Retype each line of the material exactly, please, skipping any picture in it.

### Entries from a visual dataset
════════════════════

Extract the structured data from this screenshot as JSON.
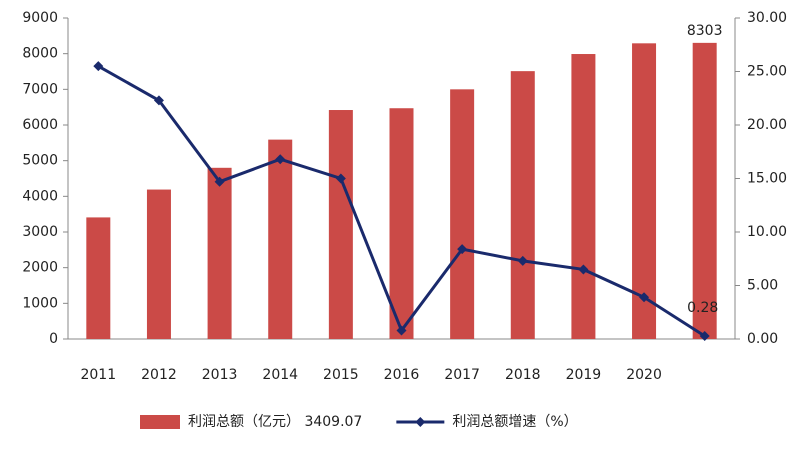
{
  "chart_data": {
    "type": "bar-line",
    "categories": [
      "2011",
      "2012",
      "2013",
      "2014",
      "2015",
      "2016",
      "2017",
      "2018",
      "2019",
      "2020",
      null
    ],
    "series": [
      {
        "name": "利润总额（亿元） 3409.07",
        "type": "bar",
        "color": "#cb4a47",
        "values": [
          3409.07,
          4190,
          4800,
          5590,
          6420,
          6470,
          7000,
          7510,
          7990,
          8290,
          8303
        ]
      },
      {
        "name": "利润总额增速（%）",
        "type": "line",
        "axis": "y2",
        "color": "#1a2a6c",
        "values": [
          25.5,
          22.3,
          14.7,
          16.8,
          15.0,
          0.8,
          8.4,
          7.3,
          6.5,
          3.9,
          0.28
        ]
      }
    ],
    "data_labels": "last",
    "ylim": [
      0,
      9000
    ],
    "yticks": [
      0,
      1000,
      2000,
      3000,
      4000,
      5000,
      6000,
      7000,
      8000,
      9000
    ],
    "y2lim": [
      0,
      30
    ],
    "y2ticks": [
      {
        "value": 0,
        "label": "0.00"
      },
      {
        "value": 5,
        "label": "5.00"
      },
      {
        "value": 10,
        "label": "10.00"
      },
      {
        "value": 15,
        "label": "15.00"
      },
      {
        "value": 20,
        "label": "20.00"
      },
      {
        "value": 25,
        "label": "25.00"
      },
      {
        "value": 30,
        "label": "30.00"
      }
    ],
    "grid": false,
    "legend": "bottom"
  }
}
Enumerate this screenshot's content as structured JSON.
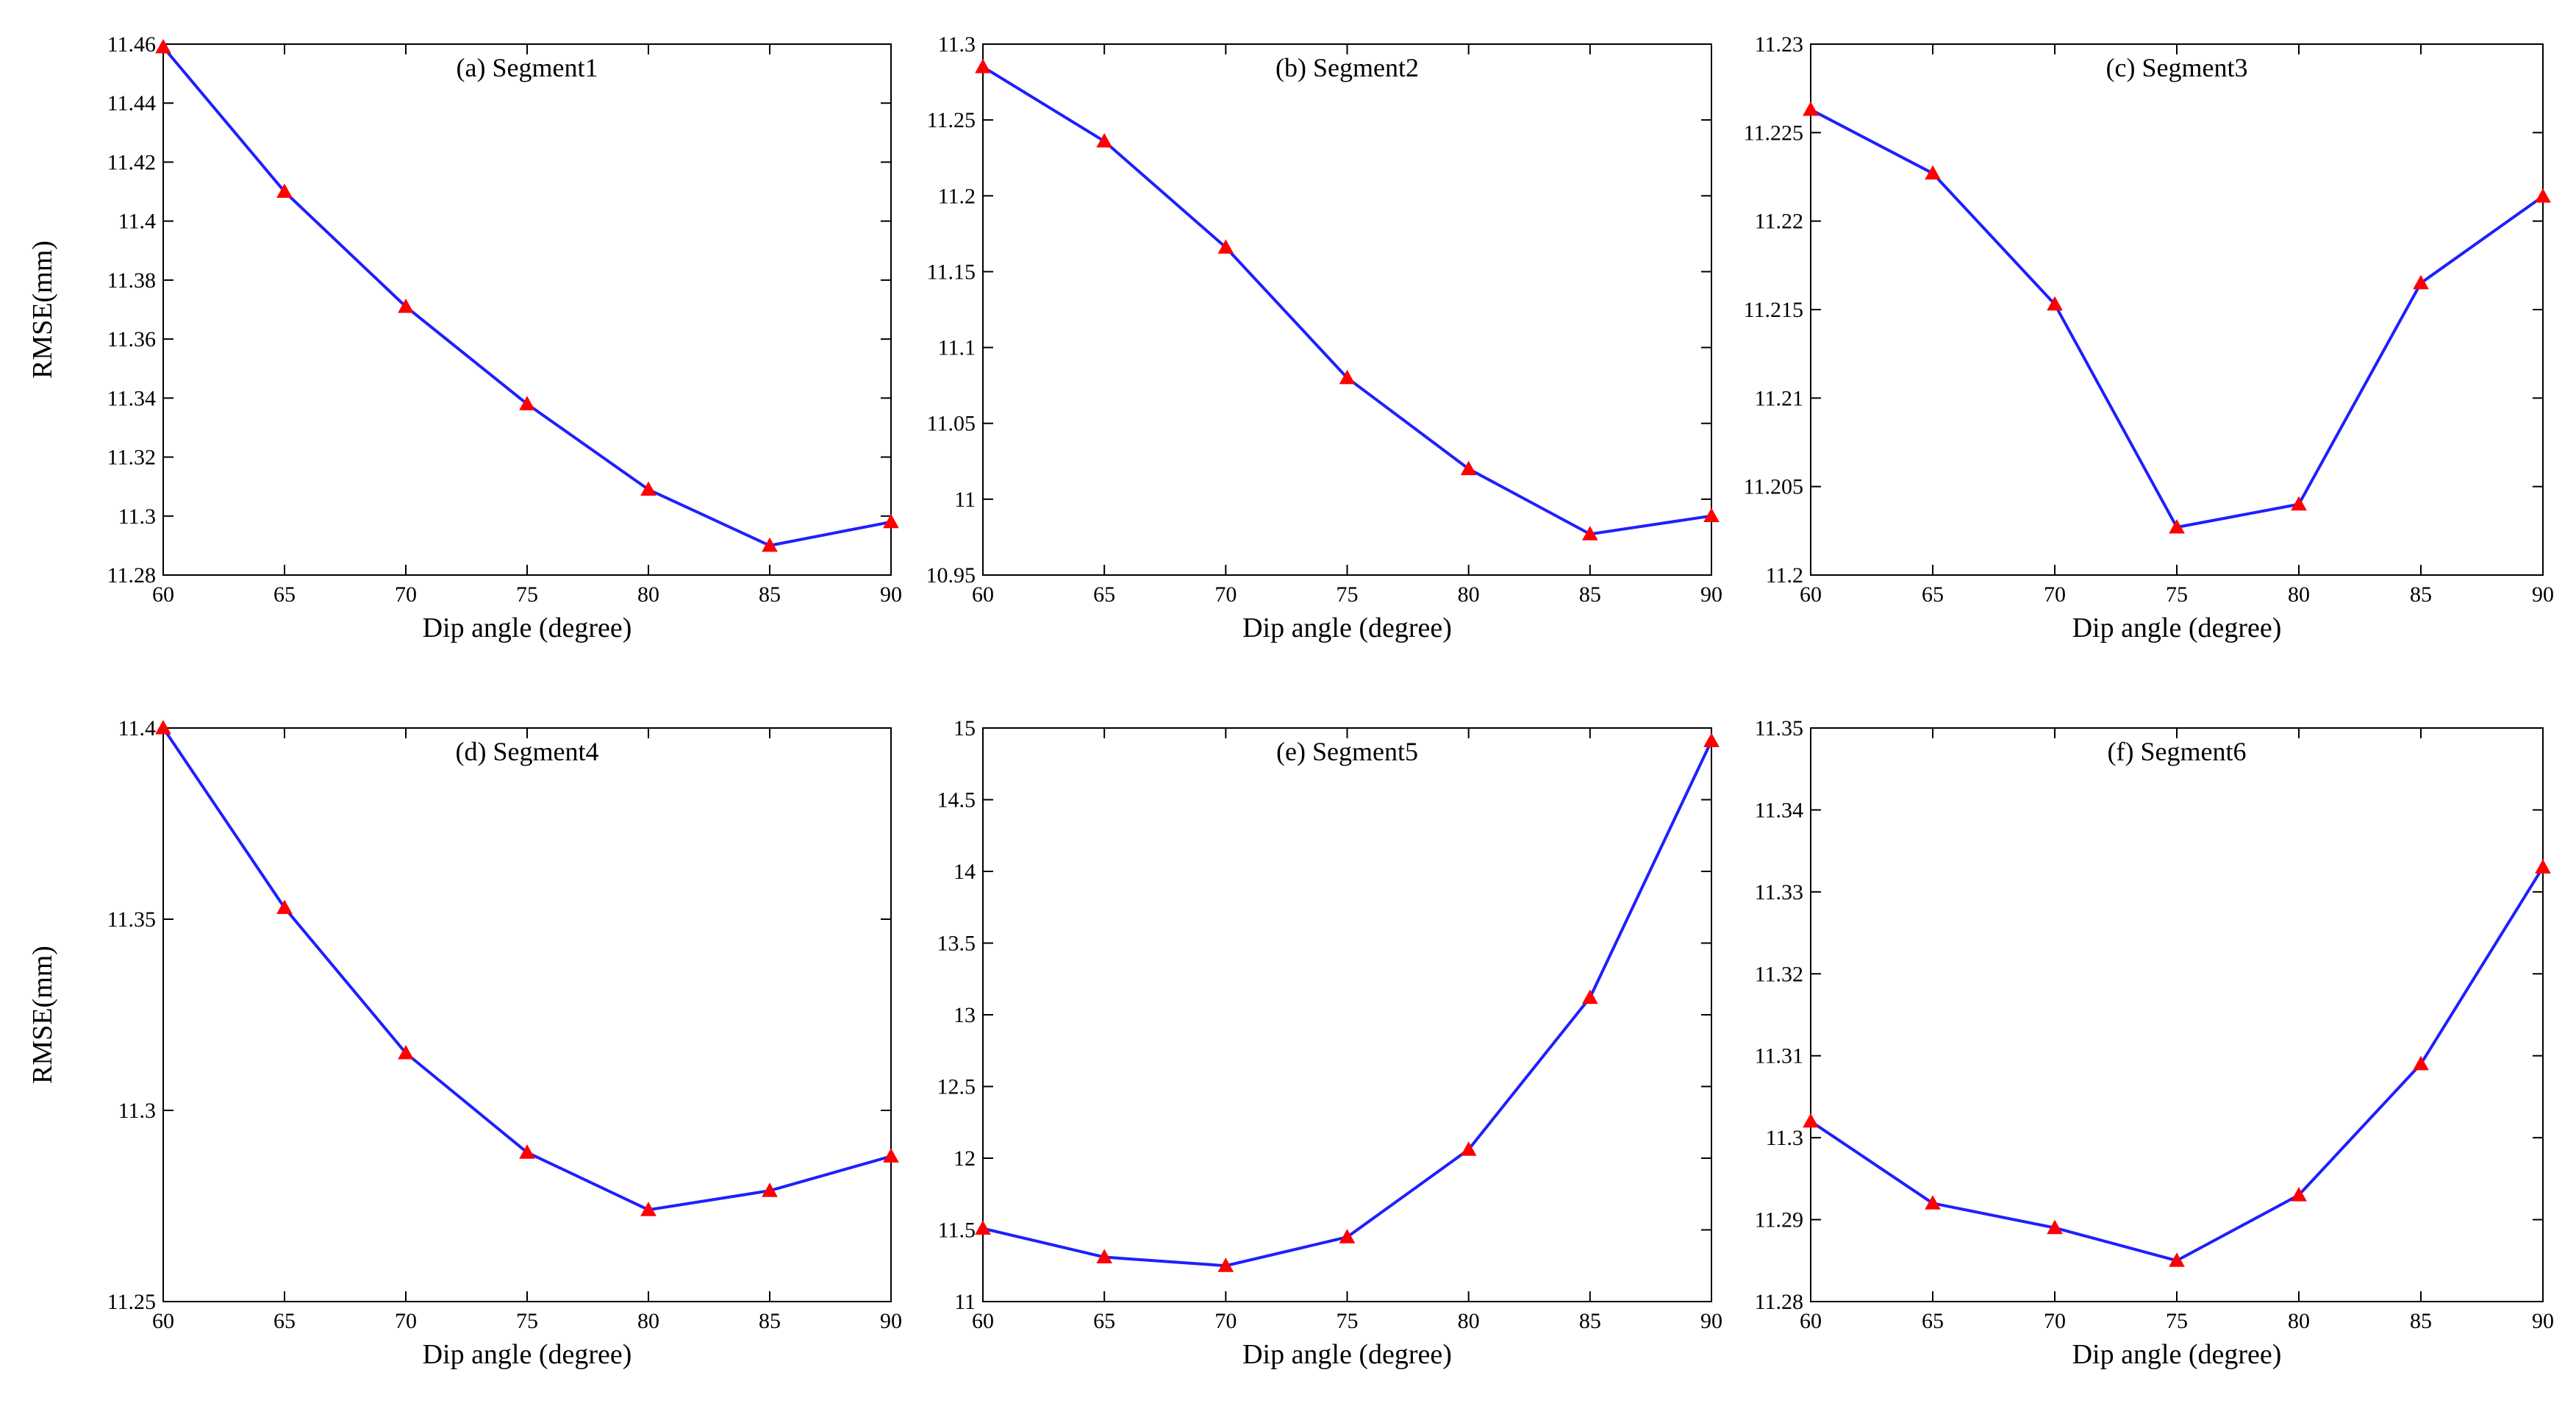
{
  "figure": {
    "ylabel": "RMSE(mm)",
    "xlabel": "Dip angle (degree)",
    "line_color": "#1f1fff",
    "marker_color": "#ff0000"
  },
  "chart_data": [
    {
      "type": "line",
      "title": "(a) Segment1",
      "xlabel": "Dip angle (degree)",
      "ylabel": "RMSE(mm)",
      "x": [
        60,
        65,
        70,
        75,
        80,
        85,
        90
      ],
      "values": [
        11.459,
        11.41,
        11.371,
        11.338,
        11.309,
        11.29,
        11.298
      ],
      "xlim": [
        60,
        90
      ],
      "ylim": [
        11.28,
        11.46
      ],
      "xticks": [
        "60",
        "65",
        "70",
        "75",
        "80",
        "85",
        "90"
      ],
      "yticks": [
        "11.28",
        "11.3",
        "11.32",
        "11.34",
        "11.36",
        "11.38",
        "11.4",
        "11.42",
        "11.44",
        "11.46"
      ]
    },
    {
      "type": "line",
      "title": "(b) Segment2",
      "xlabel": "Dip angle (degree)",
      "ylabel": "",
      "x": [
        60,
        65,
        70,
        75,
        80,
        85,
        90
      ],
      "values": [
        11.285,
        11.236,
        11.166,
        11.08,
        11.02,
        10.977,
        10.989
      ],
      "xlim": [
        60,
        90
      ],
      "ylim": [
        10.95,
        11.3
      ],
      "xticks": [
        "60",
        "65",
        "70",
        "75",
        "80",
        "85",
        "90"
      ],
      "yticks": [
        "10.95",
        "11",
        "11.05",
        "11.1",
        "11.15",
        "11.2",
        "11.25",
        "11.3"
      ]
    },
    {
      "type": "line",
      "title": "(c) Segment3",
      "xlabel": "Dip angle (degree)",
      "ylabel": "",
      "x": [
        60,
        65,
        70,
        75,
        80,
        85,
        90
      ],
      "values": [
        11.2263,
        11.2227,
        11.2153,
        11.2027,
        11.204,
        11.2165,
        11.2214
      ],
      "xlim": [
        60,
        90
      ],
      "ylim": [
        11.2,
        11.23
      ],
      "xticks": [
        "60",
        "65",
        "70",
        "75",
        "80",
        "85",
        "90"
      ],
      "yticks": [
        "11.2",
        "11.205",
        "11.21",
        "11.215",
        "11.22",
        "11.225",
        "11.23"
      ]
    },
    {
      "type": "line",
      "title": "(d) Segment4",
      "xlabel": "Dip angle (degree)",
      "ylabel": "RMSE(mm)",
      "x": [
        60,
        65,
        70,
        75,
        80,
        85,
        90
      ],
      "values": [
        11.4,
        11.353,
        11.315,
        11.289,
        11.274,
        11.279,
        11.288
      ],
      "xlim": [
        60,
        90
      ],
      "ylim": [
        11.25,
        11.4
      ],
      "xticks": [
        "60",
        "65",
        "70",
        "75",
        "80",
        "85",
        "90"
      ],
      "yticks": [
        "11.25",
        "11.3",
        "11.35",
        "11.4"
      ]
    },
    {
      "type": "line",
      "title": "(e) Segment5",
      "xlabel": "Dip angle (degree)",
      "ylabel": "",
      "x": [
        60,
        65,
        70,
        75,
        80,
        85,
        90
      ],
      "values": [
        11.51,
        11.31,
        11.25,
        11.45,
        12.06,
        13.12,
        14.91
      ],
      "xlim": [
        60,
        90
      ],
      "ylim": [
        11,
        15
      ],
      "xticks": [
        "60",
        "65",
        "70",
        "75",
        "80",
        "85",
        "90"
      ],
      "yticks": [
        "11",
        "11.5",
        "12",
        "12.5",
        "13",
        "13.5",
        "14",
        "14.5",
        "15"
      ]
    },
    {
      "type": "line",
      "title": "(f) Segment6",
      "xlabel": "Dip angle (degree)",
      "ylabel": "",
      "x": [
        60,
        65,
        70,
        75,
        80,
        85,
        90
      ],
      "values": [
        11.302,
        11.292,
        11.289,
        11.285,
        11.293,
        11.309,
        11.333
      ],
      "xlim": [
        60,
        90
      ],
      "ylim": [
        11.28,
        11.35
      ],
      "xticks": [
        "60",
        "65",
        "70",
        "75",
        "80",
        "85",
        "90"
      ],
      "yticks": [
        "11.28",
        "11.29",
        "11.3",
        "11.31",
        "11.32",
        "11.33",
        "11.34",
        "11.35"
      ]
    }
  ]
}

════════════════════

### Exercise result
Extract the structured data from this screenshot as JSON.
{
  "chart_data": {
    "type": "bar-line",
    "categories": [
      "2011",
      "2012",
      "2013",
      "2014",
      "2015",
      "2016",
      "2017",
      "2018",
      "2019",
      "2020",
      null
    ],
    "series": [
      {
        "name": "利润总额（亿元） 3409.07",
        "type": "bar",
        "color": "#cb4a47",
        "values": [
          3409.07,
          4190,
          4800,
          5590,
          6420,
          6470,
          7000,
          7510,
          7990,
          8290,
          8303
        ]
      },
      {
        "name": "利润总额增速（%）",
        "type": "line",
        "axis": "y2",
        "color": "#1a2a6c",
        "values": [
          25.5,
          22.3,
          14.7,
          16.8,
          15.0,
          0.8,
          8.4,
          7.3,
          6.5,
          3.9,
          0.28
        ]
      }
    ],
    "data_labels": "last",
    "ylim": [
      0,
      9000
    ],
    "yticks": [
      0,
      1000,
      2000,
      3000,
      4000,
      5000,
      6000,
      7000,
      8000,
      9000
    ],
    "y2lim": [
      0,
      30
    ],
    "y2ticks": [
      {
        "value": 0,
        "label": "0.00"
      },
      {
        "value": 5,
        "label": "5.00"
      },
      {
        "value": 10,
        "label": "10.00"
      },
      {
        "value": 15,
        "label": "15.00"
      },
      {
        "value": 20,
        "label": "20.00"
      },
      {
        "value": 25,
        "label": "25.00"
      },
      {
        "value": 30,
        "label": "30.00"
      }
    ],
    "grid": false,
    "legend": "bottom"
  }
}
Enumerate this screenshot's content as structured JSON.
{
  "figure": {
    "ylabel": "RMSE(mm)",
    "xlabel": "Dip angle (degree)",
    "line_color": "#1f1fff",
    "marker_color": "#ff0000"
  },
  "chart_data": [
    {
      "type": "line",
      "title": "(a) Segment1",
      "xlabel": "Dip angle (degree)",
      "ylabel": "RMSE(mm)",
      "x": [
        60,
        65,
        70,
        75,
        80,
        85,
        90
      ],
      "values": [
        11.459,
        11.41,
        11.371,
        11.338,
        11.309,
        11.29,
        11.298
      ],
      "xlim": [
        60,
        90
      ],
      "ylim": [
        11.28,
        11.46
      ],
      "xticks": [
        "60",
        "65",
        "70",
        "75",
        "80",
        "85",
        "90"
      ],
      "yticks": [
        "11.28",
        "11.3",
        "11.32",
        "11.34",
        "11.36",
        "11.38",
        "11.4",
        "11.42",
        "11.44",
        "11.46"
      ]
    },
    {
      "type": "line",
      "title": "(b) Segment2",
      "xlabel": "Dip angle (degree)",
      "ylabel": "",
      "x": [
        60,
        65,
        70,
        75,
        80,
        85,
        90
      ],
      "values": [
        11.285,
        11.236,
        11.166,
        11.08,
        11.02,
        10.977,
        10.989
      ],
      "xlim": [
        60,
        90
      ],
      "ylim": [
        10.95,
        11.3
      ],
      "xticks": [
        "60",
        "65",
        "70",
        "75",
        "80",
        "85",
        "90"
      ],
      "yticks": [
        "10.95",
        "11",
        "11.05",
        "11.1",
        "11.15",
        "11.2",
        "11.25",
        "11.3"
      ]
    },
    {
      "type": "line",
      "title": "(c) Segment3",
      "xlabel": "Dip angle (degree)",
      "ylabel": "",
      "x": [
        60,
        65,
        70,
        75,
        80,
        85,
        90
      ],
      "values": [
        11.2263,
        11.2227,
        11.2153,
        11.2027,
        11.204,
        11.2165,
        11.2214
      ],
      "xlim": [
        60,
        90
      ],
      "ylim": [
        11.2,
        11.23
      ],
      "xticks": [
        "60",
        "65",
        "70",
        "75",
        "80",
        "85",
        "90"
      ],
      "yticks": [
        "11.2",
        "11.205",
        "11.21",
        "11.215",
        "11.22",
        "11.225",
        "11.23"
      ]
    },
    {
      "type": "line",
      "title": "(d) Segment4",
      "xlabel": "Dip angle (degree)",
      "ylabel": "RMSE(mm)",
      "x": [
        60,
        65,
        70,
        75,
        80,
        85,
        90
      ],
      "values": [
        11.4,
        11.353,
        11.315,
        11.289,
        11.274,
        11.279,
        11.288
      ],
      "xlim": [
        60,
        90
      ],
      "ylim": [
        11.25,
        11.4
      ],
      "xticks": [
        "60",
        "65",
        "70",
        "75",
        "80",
        "85",
        "90"
      ],
      "yticks": [
        "11.25",
        "11.3",
        "11.35",
        "11.4"
      ]
    },
    {
      "type": "line",
      "title": "(e) Segment5",
      "xlabel": "Dip angle (degree)",
      "ylabel": "",
      "x": [
        60,
        65,
        70,
        75,
        80,
        85,
        90
      ],
      "values": [
        11.51,
        11.31,
        11.25,
        11.45,
        12.06,
        13.12,
        14.91
      ],
      "xlim": [
        60,
        90
      ],
      "ylim": [
        11,
        15
      ],
      "xticks": [
        "60",
        "65",
        "70",
        "75",
        "80",
        "85",
        "90"
      ],
      "yticks": [
        "11",
        "11.5",
        "12",
        "12.5",
        "13",
        "13.5",
        "14",
        "14.5",
        "15"
      ]
    },
    {
      "type": "line",
      "title": "(f) Segment6",
      "xlabel": "Dip angle (degree)",
      "ylabel": "",
      "x": [
        60,
        65,
        70,
        75,
        80,
        85,
        90
      ],
      "values": [
        11.302,
        11.292,
        11.289,
        11.285,
        11.293,
        11.309,
        11.333
      ],
      "xlim": [
        60,
        90
      ],
      "ylim": [
        11.28,
        11.35
      ],
      "xticks": [
        "60",
        "65",
        "70",
        "75",
        "80",
        "85",
        "90"
      ],
      "yticks": [
        "11.28",
        "11.29",
        "11.3",
        "11.31",
        "11.32",
        "11.33",
        "11.34",
        "11.35"
      ]
    }
  ]
}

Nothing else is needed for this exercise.